> **PROBLEM DESCRIPTION**
Write the material out again, line by line, exactly as it is.

> **RECORD EXCERPTS**
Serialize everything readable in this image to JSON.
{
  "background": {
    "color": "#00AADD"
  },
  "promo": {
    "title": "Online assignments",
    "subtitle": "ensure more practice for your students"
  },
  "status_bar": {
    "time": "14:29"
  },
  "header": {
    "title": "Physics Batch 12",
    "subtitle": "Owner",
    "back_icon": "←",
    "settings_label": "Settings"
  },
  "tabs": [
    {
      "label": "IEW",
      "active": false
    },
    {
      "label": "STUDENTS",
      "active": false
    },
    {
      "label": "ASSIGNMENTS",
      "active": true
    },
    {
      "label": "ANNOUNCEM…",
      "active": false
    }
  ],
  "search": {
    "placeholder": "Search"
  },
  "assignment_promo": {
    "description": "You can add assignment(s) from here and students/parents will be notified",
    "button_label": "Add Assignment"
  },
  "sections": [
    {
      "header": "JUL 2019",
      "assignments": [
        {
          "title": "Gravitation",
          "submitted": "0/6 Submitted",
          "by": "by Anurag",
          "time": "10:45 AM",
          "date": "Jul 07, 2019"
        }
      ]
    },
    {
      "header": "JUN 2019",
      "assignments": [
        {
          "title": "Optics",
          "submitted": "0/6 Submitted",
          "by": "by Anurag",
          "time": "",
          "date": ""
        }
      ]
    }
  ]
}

> **SOLUTION TO THIS EXERCISE**
Serialize everything readable in this image to JSON.
{
  "background": {
    "color": "#00AADD"
  },
  "promo": {
    "title": "Online assignments",
    "subtitle": "ensure more practice for your students"
  },
  "status_bar": {
    "time": "14:29"
  },
  "header": {
    "title": "Physics Batch 12",
    "subtitle": "Owner",
    "back_icon": "←",
    "settings_label": "Settings"
  },
  "tabs": [
    {
      "label": "IEW",
      "active": false
    },
    {
      "label": "STUDENTS",
      "active": false
    },
    {
      "label": "ASSIGNMENTS",
      "active": true
    },
    {
      "label": "ANNOUNCEM…",
      "active": false
    }
  ],
  "search": {
    "placeholder": "Search"
  },
  "assignment_promo": {
    "description": "You can add assignment(s) from here and students/parents will be notified",
    "button_label": "Add Assignment"
  },
  "sections": [
    {
      "header": "JUL 2019",
      "assignments": [
        {
          "title": "Gravitation",
          "submitted": "0/6 Submitted",
          "by": "by Anurag",
          "time": "10:45 AM",
          "date": "Jul 07, 2019"
        }
      ]
    },
    {
      "header": "JUN 2019",
      "assignments": [
        {
          "title": "Optics",
          "submitted": "0/6 Submitted",
          "by": "by Anurag",
          "time": "",
          "date": ""
        }
      ]
    }
  ]
}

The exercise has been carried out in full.